§ **Task statement**:
Go through the material and pull out every line with the string "Dózsa" in it.

==== Given data ====

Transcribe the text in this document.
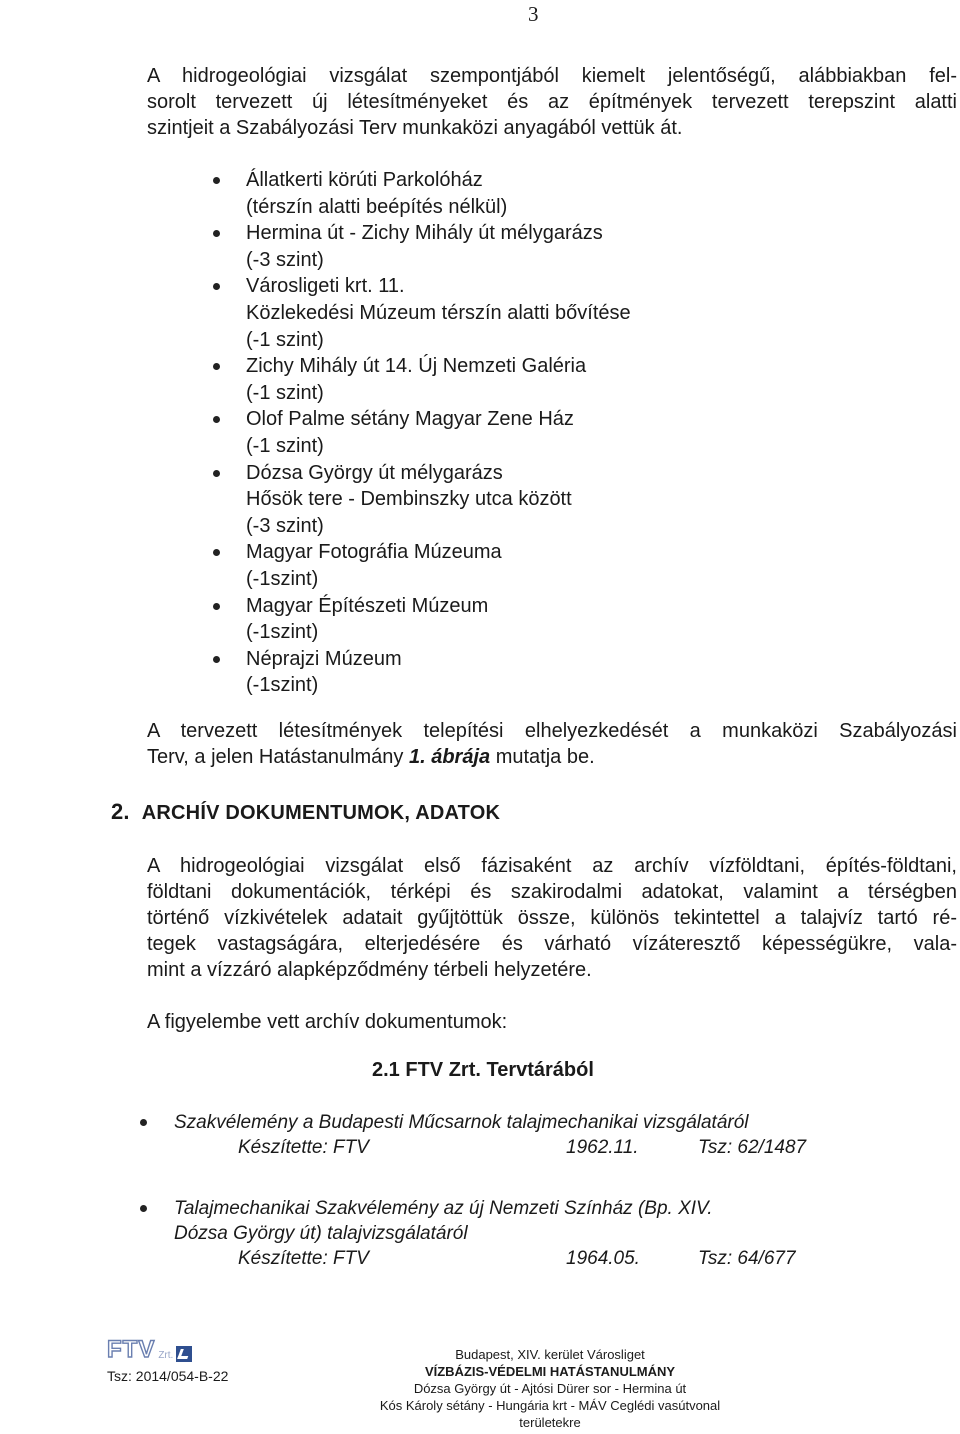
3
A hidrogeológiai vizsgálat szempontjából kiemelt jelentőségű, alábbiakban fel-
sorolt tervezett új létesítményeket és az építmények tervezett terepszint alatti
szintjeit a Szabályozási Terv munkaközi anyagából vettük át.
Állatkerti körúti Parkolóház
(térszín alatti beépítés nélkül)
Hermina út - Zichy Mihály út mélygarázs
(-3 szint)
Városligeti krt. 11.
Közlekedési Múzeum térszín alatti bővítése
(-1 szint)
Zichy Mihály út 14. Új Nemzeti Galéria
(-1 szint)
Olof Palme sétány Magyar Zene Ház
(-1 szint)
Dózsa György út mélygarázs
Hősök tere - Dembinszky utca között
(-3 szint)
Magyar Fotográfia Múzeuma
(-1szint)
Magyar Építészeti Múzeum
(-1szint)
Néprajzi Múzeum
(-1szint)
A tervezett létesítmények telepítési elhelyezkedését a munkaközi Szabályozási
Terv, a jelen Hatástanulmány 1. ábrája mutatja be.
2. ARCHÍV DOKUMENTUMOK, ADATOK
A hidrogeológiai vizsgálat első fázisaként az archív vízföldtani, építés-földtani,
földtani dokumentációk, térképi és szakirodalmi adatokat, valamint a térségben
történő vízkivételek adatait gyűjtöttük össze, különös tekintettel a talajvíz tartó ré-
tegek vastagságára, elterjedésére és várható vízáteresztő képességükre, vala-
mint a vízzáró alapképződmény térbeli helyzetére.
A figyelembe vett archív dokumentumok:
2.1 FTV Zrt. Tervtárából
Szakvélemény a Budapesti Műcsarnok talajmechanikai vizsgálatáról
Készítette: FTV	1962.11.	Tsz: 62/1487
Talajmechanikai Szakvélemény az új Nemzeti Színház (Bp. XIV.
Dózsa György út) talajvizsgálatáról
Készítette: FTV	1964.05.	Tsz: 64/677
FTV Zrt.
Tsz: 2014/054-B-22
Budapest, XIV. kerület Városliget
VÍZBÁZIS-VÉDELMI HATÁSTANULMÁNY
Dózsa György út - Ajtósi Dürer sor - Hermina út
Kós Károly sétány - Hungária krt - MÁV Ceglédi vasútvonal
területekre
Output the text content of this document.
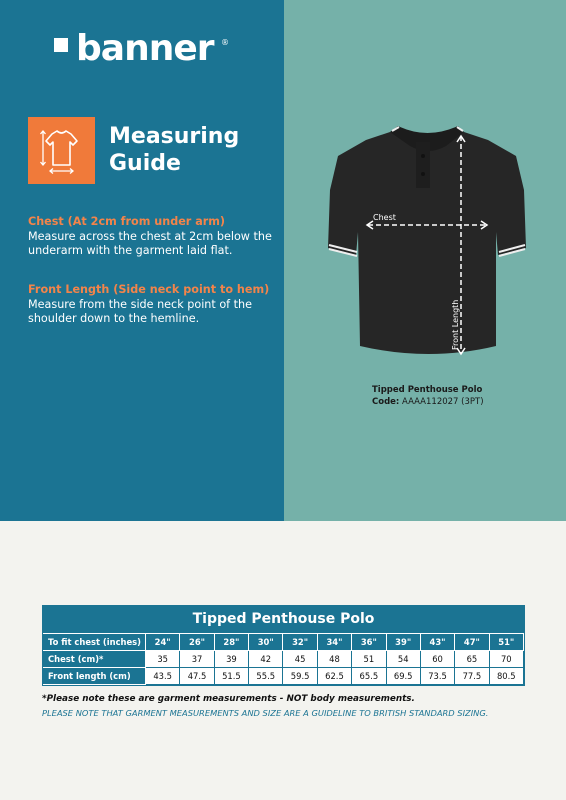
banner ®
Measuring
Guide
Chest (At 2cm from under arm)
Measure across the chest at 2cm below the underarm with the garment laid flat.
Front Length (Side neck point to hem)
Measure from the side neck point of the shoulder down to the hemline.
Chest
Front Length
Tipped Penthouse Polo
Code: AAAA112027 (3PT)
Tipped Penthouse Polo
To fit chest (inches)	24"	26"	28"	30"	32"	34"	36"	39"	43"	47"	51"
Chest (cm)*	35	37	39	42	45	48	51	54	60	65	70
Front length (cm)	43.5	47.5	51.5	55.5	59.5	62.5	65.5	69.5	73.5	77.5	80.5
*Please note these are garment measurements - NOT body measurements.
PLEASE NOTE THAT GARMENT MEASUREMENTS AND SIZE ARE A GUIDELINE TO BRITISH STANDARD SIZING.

====
==== Given data ====

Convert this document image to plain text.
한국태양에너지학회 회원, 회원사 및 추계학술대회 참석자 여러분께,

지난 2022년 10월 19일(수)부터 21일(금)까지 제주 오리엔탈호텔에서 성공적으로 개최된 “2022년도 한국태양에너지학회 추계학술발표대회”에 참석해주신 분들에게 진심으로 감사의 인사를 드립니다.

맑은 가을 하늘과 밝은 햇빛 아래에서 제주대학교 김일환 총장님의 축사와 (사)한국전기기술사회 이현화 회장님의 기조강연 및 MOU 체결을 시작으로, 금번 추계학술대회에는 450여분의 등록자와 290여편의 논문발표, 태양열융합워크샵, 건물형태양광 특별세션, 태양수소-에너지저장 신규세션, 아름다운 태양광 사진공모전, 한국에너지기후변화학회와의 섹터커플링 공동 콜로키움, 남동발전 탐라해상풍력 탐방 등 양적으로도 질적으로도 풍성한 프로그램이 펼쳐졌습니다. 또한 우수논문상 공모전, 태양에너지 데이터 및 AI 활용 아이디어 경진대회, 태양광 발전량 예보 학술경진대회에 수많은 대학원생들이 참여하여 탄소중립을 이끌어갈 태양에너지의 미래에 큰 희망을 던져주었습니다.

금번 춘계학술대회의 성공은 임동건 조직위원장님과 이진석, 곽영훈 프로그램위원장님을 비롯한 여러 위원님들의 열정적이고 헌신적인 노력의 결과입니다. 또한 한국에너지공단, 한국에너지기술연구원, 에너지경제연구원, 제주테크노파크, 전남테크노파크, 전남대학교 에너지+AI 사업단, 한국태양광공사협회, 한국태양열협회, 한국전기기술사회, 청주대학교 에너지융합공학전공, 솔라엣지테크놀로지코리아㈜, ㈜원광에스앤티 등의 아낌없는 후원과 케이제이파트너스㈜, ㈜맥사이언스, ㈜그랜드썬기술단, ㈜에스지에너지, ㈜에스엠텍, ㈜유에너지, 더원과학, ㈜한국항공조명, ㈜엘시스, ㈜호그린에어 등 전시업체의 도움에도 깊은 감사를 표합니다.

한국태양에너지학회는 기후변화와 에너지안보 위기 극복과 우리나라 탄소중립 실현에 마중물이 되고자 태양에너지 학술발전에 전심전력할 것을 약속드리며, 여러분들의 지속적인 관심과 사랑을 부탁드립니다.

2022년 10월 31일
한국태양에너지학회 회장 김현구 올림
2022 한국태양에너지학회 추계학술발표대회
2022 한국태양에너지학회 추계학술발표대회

====

§ **Right answer**:
Dózsa György út mélygarázs
Dózsa György út) talajvizsgálatáról
Dózsa György út - Ajtósi Dürer sor - Hermina út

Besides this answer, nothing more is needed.